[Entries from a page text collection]
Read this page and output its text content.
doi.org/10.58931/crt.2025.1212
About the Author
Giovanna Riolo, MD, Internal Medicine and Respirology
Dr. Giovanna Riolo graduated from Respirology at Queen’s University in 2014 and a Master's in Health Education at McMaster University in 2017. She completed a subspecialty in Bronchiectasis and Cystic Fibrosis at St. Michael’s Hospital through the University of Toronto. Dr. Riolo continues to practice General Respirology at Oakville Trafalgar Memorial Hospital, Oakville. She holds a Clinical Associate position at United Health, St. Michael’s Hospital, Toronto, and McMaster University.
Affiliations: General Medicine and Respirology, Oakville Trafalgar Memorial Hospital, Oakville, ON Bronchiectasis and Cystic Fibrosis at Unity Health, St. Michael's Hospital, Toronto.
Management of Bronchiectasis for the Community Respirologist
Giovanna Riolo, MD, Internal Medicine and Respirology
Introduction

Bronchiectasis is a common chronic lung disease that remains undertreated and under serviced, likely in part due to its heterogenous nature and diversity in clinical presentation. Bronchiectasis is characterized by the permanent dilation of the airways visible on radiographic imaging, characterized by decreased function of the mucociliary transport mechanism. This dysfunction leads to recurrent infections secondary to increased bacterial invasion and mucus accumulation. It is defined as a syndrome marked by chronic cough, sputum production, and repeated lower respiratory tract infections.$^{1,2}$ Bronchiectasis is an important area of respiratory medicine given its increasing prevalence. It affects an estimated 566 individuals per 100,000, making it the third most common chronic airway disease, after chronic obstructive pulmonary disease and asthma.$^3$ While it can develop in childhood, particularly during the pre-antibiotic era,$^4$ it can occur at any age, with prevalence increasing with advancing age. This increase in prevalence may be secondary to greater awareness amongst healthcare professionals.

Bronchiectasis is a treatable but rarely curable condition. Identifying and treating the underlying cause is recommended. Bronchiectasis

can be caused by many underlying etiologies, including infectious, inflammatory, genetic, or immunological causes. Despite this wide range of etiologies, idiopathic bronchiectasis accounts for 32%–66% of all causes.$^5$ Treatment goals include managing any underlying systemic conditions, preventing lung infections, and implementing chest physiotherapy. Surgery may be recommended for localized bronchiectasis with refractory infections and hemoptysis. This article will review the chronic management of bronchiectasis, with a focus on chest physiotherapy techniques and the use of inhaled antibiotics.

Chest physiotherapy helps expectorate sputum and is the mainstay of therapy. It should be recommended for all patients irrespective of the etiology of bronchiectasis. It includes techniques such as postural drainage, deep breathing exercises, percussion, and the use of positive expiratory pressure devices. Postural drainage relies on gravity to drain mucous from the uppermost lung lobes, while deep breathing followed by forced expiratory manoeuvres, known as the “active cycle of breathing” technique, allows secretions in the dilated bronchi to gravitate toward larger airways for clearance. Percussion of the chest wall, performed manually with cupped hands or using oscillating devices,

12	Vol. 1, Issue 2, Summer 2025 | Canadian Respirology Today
==
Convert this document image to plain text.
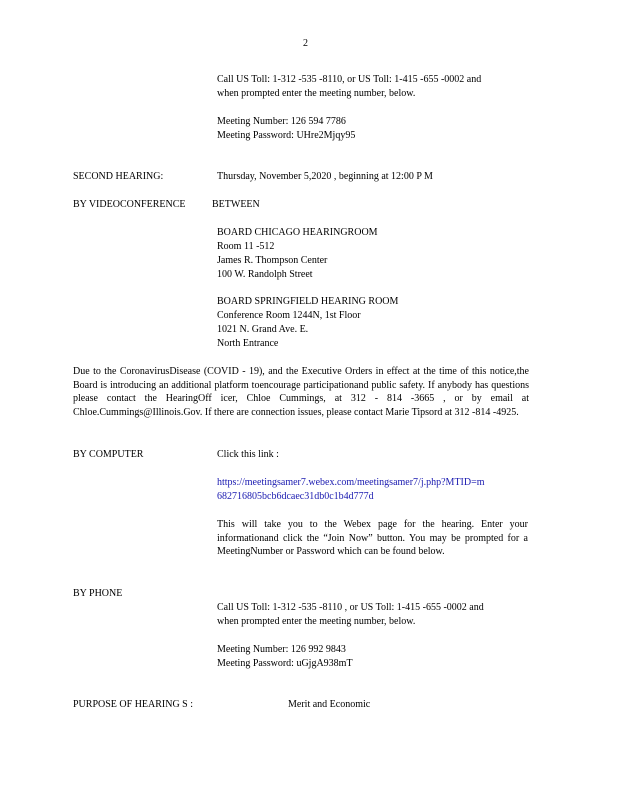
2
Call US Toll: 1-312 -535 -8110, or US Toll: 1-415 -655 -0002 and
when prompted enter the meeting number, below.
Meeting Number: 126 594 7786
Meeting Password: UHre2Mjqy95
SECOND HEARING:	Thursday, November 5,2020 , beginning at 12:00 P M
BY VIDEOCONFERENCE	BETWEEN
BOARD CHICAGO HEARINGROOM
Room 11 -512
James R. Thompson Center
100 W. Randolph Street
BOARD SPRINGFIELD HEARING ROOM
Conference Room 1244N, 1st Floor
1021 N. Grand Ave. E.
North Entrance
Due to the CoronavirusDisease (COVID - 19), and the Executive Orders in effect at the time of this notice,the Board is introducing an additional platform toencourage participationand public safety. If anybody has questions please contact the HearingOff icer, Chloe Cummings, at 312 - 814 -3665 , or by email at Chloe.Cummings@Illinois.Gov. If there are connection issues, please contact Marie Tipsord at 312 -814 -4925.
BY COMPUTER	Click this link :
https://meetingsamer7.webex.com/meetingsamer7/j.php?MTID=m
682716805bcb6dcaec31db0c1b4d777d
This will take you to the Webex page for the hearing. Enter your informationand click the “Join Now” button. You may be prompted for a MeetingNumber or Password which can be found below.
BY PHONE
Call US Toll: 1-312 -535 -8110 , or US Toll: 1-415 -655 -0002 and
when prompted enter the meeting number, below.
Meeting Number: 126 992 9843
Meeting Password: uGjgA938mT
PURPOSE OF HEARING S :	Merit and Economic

What is needed => All lines above with "Password" in them should be returned.

Expected answer =>
Meeting Password: UHre2Mjqy95
This will take you to the Webex page for the hearing. Enter your informationand click the “Join Now” button. You may be prompted for a MeetingNumber or Password which can be found below.
Meeting Password: uGjgA938mT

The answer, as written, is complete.